▶ Task to carry out:
Each line of data below is to be returned exactly, leaving out any picture.

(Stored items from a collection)
************
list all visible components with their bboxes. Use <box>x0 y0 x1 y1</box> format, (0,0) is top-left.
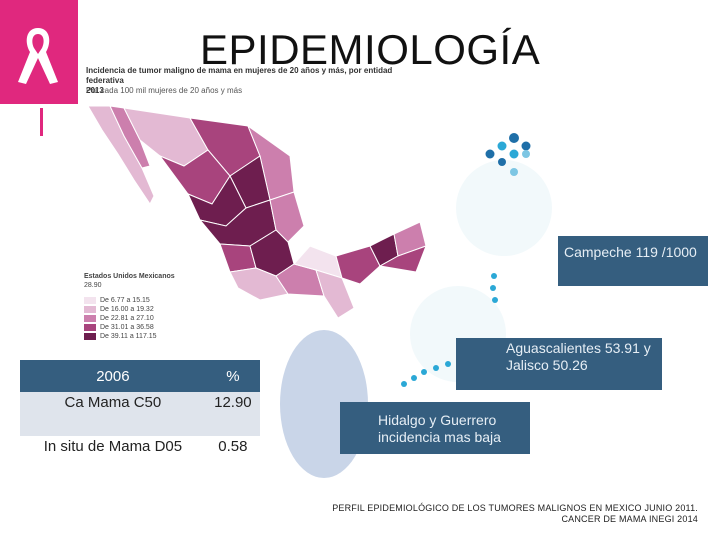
map-caption-title: Incidencia de tumor maligno de mama en m… <box>86 66 393 85</box>
map-region <box>315 269 355 319</box>
mexico-map <box>87 105 427 319</box>
table-row: Ca Mama C50 12.90 <box>20 392 260 436</box>
decorative-circle <box>456 160 552 256</box>
legend-title: Estados Unidos Mexicanos <box>84 273 175 280</box>
callout-hidalgo-text: Hidalgo y Guerrero incidencia mas baja <box>378 412 501 445</box>
map-region <box>335 245 381 285</box>
page-title: EPIDEMIOLOGÍA <box>200 26 541 73</box>
map-caption-units: Por cada 100 mil mujeres de 20 años y má… <box>86 86 243 95</box>
legend-swatch <box>84 315 96 322</box>
map-caption: Incidencia de tumor maligno de mama en m… <box>86 66 426 96</box>
callout-campeche-text: Campeche 119 /1000 <box>564 244 697 260</box>
legend-item: De 39.11 a 117.15 <box>84 332 175 341</box>
map-caption-year: 2013 <box>86 86 104 95</box>
source-citation: PERFIL EPIDEMIOLÓGICO DE LOS TUMORES MAL… <box>332 503 698 525</box>
legend-label: De 39.11 a 117.15 <box>100 333 157 340</box>
table-cell: 0.58 <box>205 436 260 498</box>
source-citation-line1: PERFIL EPIDEMIOLÓGICO DE LOS TUMORES MAL… <box>332 503 698 513</box>
legend-item: De 22.81 a 27.10 <box>84 314 175 323</box>
callout-campeche: Campeche 119 /1000 <box>558 236 708 286</box>
legend-label: De 31.01 a 36.58 <box>100 324 154 331</box>
logo-accent-bar <box>40 108 43 136</box>
table-cell: Ca Mama C50 <box>20 392 206 436</box>
legend-label: De 16.00 a 19.32 <box>100 306 154 313</box>
pink-ribbon-icon <box>18 28 58 84</box>
table-row: In situ de Mama D05 0.58 <box>20 436 260 498</box>
legend-item: De 16.00 a 19.32 <box>84 305 175 314</box>
callout-aguascalientes-text: Aguascalientes 53.91 y Jalisco 50.26 <box>506 340 651 373</box>
legend-swatch <box>84 333 96 340</box>
legend-swatch <box>84 297 96 304</box>
legend-label: De 22.81 a 27.10 <box>100 315 154 322</box>
table-header-percent: % <box>205 360 260 392</box>
table-cell: In situ de Mama D05 <box>20 436 206 498</box>
logo-ribbon <box>0 0 78 104</box>
legend-swatch <box>84 306 96 313</box>
legend-item: De 6.77 a 15.15 <box>84 296 175 305</box>
callout-hidalgo: Hidalgo y Guerrero incidencia mas baja <box>340 402 530 454</box>
legend-item: De 31.01 a 36.58 <box>84 323 175 332</box>
table-header-year: 2006 <box>20 360 206 392</box>
table-header-row: 2006 % <box>20 360 260 392</box>
legend-label: De 6.77 a 15.15 <box>100 297 150 304</box>
callout-aguascalientes: Aguascalientes 53.91 y Jalisco 50.26 <box>456 338 662 390</box>
incidence-table: 2006 % Ca Mama C50 12.90 In situ de Mama… <box>20 360 260 498</box>
legend-national-value: 28.90 <box>84 282 102 289</box>
map-region <box>378 245 427 273</box>
legend-swatch <box>84 324 96 331</box>
table-cell: 12.90 <box>205 392 260 436</box>
source-citation-line2: CANCER DE MAMA INEGI 2014 <box>561 514 698 524</box>
map-legend: Estados Unidos Mexicanos 28.90 De 6.77 a… <box>84 272 175 341</box>
map-region <box>269 191 305 243</box>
************
▶ Exercise solution:
list all visible components with their bboxes. Use <box>x0 y0 x1 y1</box> format, (0,0) is top-left.
map-caption-title: Incidencia de tumor maligno de mama en m… <box>86 66 393 85</box>
map-region <box>315 269 355 319</box>
mexico-map <box>87 105 427 319</box>
table-row: Ca Mama C50 12.90 <box>20 392 260 436</box>
decorative-circle <box>456 160 552 256</box>
legend-title: Estados Unidos Mexicanos <box>84 273 175 280</box>
callout-hidalgo-text: Hidalgo y Guerrero incidencia mas baja <box>378 412 501 445</box>
map-region <box>335 245 381 285</box>
page-title: EPIDEMIOLOGÍA <box>200 26 541 73</box>
map-caption-units: Por cada 100 mil mujeres de 20 años y má… <box>86 86 243 95</box>
legend-swatch <box>84 315 96 322</box>
map-caption: Incidencia de tumor maligno de mama en m… <box>86 66 426 96</box>
callout-campeche-text: Campeche 119 /1000 <box>564 244 697 260</box>
legend-item: De 39.11 a 117.15 <box>84 332 175 341</box>
map-caption-year: 2013 <box>86 86 104 95</box>
source-citation: PERFIL EPIDEMIOLÓGICO DE LOS TUMORES MAL… <box>332 503 698 525</box>
legend-label: De 39.11 a 117.15 <box>100 333 157 340</box>
table-cell: 0.58 <box>205 436 260 498</box>
source-citation-line1: PERFIL EPIDEMIOLÓGICO DE LOS TUMORES MAL… <box>332 503 698 513</box>
legend-item: De 22.81 a 27.10 <box>84 314 175 323</box>
callout-campeche: Campeche 119 /1000 <box>558 236 708 286</box>
legend-label: De 31.01 a 36.58 <box>100 324 154 331</box>
logo-accent-bar <box>40 108 43 136</box>
table-cell: Ca Mama C50 <box>20 392 206 436</box>
legend-label: De 16.00 a 19.32 <box>100 306 154 313</box>
pink-ribbon-icon <box>18 28 58 84</box>
table-row: In situ de Mama D05 0.58 <box>20 436 260 498</box>
legend-item: De 16.00 a 19.32 <box>84 305 175 314</box>
callout-aguascalientes-text: Aguascalientes 53.91 y Jalisco 50.26 <box>506 340 651 373</box>
legend-swatch <box>84 333 96 340</box>
legend-swatch <box>84 297 96 304</box>
legend-label: De 22.81 a 27.10 <box>100 315 154 322</box>
table-header-percent: % <box>205 360 260 392</box>
table-cell: In situ de Mama D05 <box>20 436 206 498</box>
logo-ribbon <box>0 0 78 104</box>
legend-swatch <box>84 306 96 313</box>
legend-item: De 6.77 a 15.15 <box>84 296 175 305</box>
callout-hidalgo: Hidalgo y Guerrero incidencia mas baja <box>340 402 530 454</box>
legend-item: De 31.01 a 36.58 <box>84 323 175 332</box>
table-header-year: 2006 <box>20 360 206 392</box>
table-header-row: 2006 % <box>20 360 260 392</box>
legend-label: De 6.77 a 15.15 <box>100 297 150 304</box>
callout-aguascalientes: Aguascalientes 53.91 y Jalisco 50.26 <box>456 338 662 390</box>
incidence-table: 2006 % Ca Mama C50 12.90 In situ de Mama… <box>20 360 260 498</box>
legend-national-value: 28.90 <box>84 282 102 289</box>
map-region <box>378 245 427 273</box>
legend-swatch <box>84 324 96 331</box>
table-cell: 12.90 <box>205 392 260 436</box>
source-citation-line2: CANCER DE MAMA INEGI 2014 <box>561 514 698 524</box>
map-legend: Estados Unidos Mexicanos 28.90 De 6.77 a… <box>84 272 175 341</box>
map-region <box>269 191 305 243</box>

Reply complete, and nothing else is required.